■ **Problem statement**: Leave out the pictures and return every entry exactly as it appears.

■ **Material provided**:
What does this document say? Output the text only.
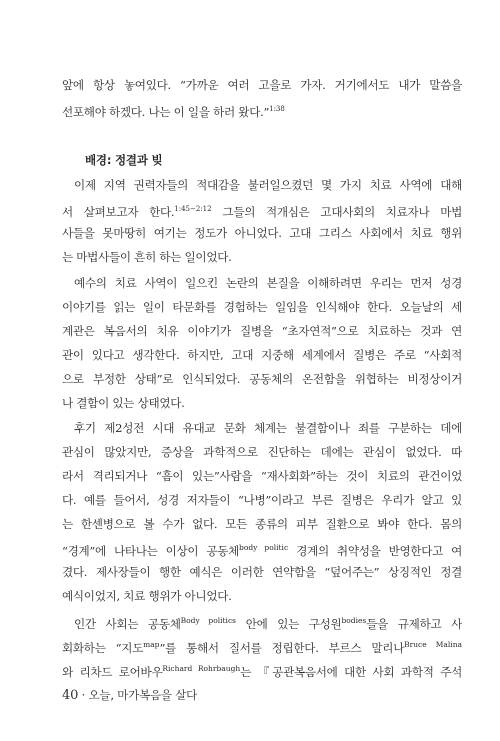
앞에 항상 놓여있다. “가까운 여러 고을로 가자. 거기에서도 내가 말씀을
선포해야 하겠다. 나는 이 일을 하러 왔다.”$^{1:38}$
배경: 정결과 빚
이제 지역 권력자들의 적대감을 불러일으켰던 몇 가지 치료 사역에 대해
서 살펴보고자 한다.$^{1:45-2:12}$ 그들의 적개심은 고대사회의 치료자나 마법
사들을 못마땅히 여기는 정도가 아니었다. 고대 그리스 사회에서 치료 행위
는 마법사들이 흔히 하는 일이었다.
예수의 치료 사역이 일으킨 논란의 본질을 이해하려면 우리는 먼저 성경
이야기를 읽는 일이 타문화를 경험하는 일임을 인식해야 한다. 오늘날의 세
계관은 복음서의 치유 이야기가 질병을 “초자연적”으로 치료하는 것과 연
관이 있다고 생각한다. 하지만, 고대 지중해 세계에서 질병은 주로 “사회적
으로 부정한 상태”로 인식되었다. 공동체의 온전함을 위협하는 비정상이거
나 결함이 있는 상태였다.
후기 제2성전 시대 유대교 문화 체계는 불결함이나 죄를 구분하는 데에
관심이 많았지만, 증상을 과학적으로 진단하는 데에는 관심이 없었다. 따
라서 격리되거나 “흠이 있는”사람을 “재사회화”하는 것이 치료의 관건이었
다. 예를 들어서, 성경 저자들이 “나병”이라고 부른 질병은 우리가 알고 있
는 한센병으로 볼 수가 없다. 모든 종류의 피부 질환으로 봐야 한다. 몸의
“경계”에 나타나는 이상이 공동체$^{body politic}$ 경계의 취약성을 반영한다고 여
겼다. 제사장들이 행한 예식은 이러한 연약함을 “덮어주는” 상징적인 정결
예식이었지, 치료 행위가 아니었다.
인간 사회는 공동체$^{Body politics}$ 안에 있는 구성원$^{bodies}$들을 규제하고 사
회화하는 “지도$^{map}$”를 통해서 질서를 정립한다. 부르스 말리나$^{Bruce Malina}$
와 리차드 로어바우$^{Richard Rohrbaugh}$는 『공관복음서에 대한 사회 과학적 주석
40 · 오늘, 마가복음을 살다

■ **Response**:
What does this document say? Output the text only.
앞에 항상 놓여있다. “가까운 여러 고을로 가자. 거기에서도 내가 말씀을
선포해야 하겠다. 나는 이 일을 하러 왔다.”$^{1:38}$
배경: 정결과 빚
이제 지역 권력자들의 적대감을 불러일으켰던 몇 가지 치료 사역에 대해
서 살펴보고자 한다.$^{1:45-2:12}$ 그들의 적개심은 고대사회의 치료자나 마법
사들을 못마땅히 여기는 정도가 아니었다. 고대 그리스 사회에서 치료 행위
는 마법사들이 흔히 하는 일이었다.
예수의 치료 사역이 일으킨 논란의 본질을 이해하려면 우리는 먼저 성경
이야기를 읽는 일이 타문화를 경험하는 일임을 인식해야 한다. 오늘날의 세
계관은 복음서의 치유 이야기가 질병을 “초자연적”으로 치료하는 것과 연
관이 있다고 생각한다. 하지만, 고대 지중해 세계에서 질병은 주로 “사회적
으로 부정한 상태”로 인식되었다. 공동체의 온전함을 위협하는 비정상이거
나 결함이 있는 상태였다.
후기 제2성전 시대 유대교 문화 체계는 불결함이나 죄를 구분하는 데에
관심이 많았지만, 증상을 과학적으로 진단하는 데에는 관심이 없었다. 따
라서 격리되거나 “흠이 있는”사람을 “재사회화”하는 것이 치료의 관건이었
다. 예를 들어서, 성경 저자들이 “나병”이라고 부른 질병은 우리가 알고 있
는 한센병으로 볼 수가 없다. 모든 종류의 피부 질환으로 봐야 한다. 몸의
“경계”에 나타나는 이상이 공동체$^{body politic}$ 경계의 취약성을 반영한다고 여
겼다. 제사장들이 행한 예식은 이러한 연약함을 “덮어주는” 상징적인 정결
예식이었지, 치료 행위가 아니었다.
인간 사회는 공동체$^{Body politics}$ 안에 있는 구성원$^{bodies}$들을 규제하고 사
회화하는 “지도$^{map}$”를 통해서 질서를 정립한다. 부르스 말리나$^{Bruce Malina}$
와 리차드 로어바우$^{Richard Rohrbaugh}$는 『공관복음서에 대한 사회 과학적 주석
40 · 오늘, 마가복음을 살다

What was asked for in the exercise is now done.